REQUIREMENTS:
In the listing below, pick out lines with "existing".

***

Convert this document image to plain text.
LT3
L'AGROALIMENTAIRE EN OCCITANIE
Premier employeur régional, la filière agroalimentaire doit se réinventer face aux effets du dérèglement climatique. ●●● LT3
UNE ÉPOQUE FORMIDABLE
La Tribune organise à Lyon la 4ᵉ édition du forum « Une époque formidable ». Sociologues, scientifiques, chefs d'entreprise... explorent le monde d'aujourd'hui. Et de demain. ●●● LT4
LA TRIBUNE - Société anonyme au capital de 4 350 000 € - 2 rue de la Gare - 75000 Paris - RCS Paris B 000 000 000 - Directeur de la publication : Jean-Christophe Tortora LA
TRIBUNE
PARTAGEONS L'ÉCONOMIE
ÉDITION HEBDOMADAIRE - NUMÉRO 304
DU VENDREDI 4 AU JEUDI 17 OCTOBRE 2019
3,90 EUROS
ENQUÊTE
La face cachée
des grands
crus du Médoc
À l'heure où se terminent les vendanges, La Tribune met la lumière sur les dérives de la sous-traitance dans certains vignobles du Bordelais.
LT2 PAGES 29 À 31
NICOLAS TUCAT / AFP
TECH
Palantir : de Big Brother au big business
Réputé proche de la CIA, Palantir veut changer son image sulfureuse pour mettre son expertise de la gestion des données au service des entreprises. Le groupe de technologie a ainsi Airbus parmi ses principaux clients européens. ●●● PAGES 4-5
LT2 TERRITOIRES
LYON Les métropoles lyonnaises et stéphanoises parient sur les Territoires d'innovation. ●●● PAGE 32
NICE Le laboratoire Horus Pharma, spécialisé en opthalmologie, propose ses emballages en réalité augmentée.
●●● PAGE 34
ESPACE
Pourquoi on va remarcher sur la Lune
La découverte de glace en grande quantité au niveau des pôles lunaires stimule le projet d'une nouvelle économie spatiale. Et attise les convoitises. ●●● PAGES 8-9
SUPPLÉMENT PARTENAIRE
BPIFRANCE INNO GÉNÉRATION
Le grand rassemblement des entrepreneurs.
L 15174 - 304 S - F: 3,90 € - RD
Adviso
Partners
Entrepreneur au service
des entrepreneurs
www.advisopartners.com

***

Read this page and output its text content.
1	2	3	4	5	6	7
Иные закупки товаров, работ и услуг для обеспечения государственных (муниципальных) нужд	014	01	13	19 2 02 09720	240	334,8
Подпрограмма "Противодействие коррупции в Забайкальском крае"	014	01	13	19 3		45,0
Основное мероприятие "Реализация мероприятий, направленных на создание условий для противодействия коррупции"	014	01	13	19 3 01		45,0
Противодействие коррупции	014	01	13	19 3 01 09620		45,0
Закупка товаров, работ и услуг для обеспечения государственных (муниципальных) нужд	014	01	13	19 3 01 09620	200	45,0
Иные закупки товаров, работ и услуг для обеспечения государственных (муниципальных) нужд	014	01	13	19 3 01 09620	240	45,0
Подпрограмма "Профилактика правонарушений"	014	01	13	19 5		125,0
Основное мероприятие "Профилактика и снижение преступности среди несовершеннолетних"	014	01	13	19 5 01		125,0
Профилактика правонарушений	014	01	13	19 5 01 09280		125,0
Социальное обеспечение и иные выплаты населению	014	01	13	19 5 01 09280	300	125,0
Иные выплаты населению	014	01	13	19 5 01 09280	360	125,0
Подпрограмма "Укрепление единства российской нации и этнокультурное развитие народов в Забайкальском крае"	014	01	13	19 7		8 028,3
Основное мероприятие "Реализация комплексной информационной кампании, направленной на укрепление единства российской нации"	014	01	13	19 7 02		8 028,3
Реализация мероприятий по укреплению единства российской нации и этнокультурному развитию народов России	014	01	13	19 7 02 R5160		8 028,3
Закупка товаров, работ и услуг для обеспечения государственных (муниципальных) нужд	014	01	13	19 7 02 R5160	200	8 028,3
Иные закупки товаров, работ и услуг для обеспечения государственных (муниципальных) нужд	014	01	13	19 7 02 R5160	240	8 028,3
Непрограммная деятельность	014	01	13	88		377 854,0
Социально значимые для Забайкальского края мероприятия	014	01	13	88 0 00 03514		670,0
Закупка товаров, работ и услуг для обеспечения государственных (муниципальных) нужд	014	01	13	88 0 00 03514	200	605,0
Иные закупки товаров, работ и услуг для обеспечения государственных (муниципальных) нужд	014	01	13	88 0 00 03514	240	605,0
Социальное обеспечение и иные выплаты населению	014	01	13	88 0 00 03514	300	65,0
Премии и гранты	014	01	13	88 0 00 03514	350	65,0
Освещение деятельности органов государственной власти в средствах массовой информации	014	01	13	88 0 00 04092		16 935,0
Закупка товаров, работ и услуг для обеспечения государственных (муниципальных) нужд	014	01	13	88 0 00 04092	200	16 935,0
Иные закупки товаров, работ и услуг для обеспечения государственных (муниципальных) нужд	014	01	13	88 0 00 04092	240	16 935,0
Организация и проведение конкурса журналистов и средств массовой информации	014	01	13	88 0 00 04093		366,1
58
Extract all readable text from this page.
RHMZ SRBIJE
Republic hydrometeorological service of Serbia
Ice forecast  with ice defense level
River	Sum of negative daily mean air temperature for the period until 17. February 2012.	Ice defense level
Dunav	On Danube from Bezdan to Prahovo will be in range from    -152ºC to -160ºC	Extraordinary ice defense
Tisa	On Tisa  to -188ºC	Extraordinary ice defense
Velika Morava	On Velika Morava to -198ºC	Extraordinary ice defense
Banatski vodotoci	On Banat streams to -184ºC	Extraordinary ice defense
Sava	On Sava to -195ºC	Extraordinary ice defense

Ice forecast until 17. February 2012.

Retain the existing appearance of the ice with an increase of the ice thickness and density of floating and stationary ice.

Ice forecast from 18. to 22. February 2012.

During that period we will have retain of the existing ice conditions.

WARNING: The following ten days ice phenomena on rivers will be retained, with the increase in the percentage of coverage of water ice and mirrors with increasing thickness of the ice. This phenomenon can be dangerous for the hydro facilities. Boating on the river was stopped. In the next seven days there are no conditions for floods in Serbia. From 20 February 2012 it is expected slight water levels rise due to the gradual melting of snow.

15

***

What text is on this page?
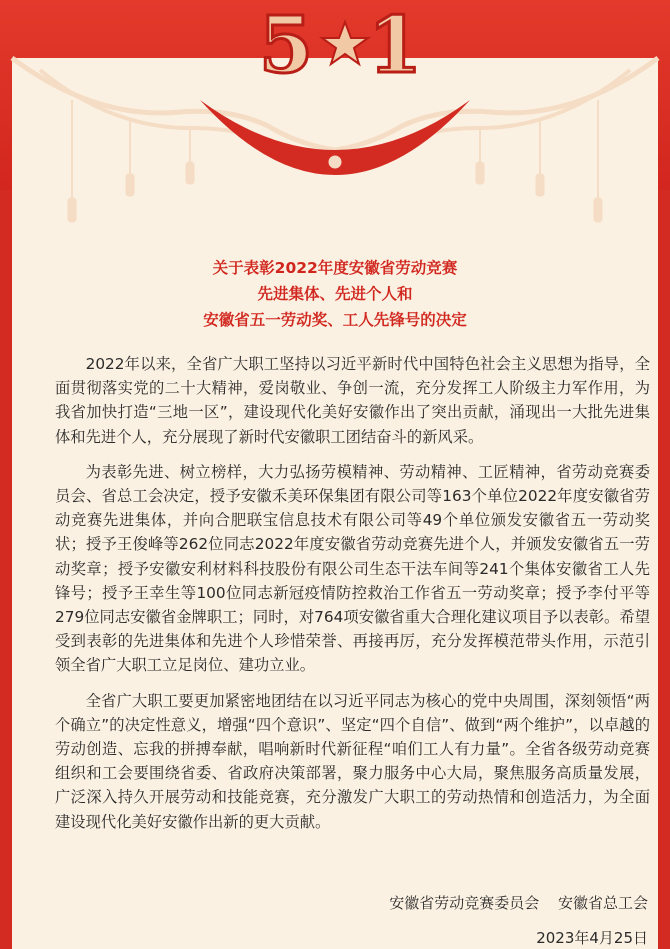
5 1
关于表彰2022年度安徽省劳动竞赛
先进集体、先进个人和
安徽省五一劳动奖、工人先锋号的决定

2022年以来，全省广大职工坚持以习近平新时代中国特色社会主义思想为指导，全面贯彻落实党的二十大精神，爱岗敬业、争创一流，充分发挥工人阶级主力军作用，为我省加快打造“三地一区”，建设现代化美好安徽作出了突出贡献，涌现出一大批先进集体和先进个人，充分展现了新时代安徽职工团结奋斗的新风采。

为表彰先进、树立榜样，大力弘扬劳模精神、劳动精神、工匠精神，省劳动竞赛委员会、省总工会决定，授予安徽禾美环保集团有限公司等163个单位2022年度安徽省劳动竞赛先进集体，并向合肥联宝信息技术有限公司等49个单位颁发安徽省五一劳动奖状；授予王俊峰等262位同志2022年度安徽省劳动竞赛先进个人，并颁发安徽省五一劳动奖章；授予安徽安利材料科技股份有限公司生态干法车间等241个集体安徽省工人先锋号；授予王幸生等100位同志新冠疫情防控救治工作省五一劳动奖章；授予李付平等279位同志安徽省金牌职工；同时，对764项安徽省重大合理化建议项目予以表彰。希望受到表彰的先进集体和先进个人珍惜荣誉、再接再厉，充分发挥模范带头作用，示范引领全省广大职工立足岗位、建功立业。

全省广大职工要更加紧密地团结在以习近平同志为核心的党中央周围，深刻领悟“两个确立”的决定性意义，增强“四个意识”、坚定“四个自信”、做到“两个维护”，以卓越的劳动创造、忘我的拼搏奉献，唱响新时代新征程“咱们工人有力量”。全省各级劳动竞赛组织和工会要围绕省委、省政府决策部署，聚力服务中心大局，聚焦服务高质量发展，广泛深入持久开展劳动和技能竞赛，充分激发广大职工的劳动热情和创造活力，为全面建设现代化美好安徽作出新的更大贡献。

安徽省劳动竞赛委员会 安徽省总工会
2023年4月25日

***

EXPECTED OUTPUT:
Retain the existing appearance of the ice with an increase of the ice thickness and density of floating and stationary ice.
During that period we will have retain of the existing ice conditions.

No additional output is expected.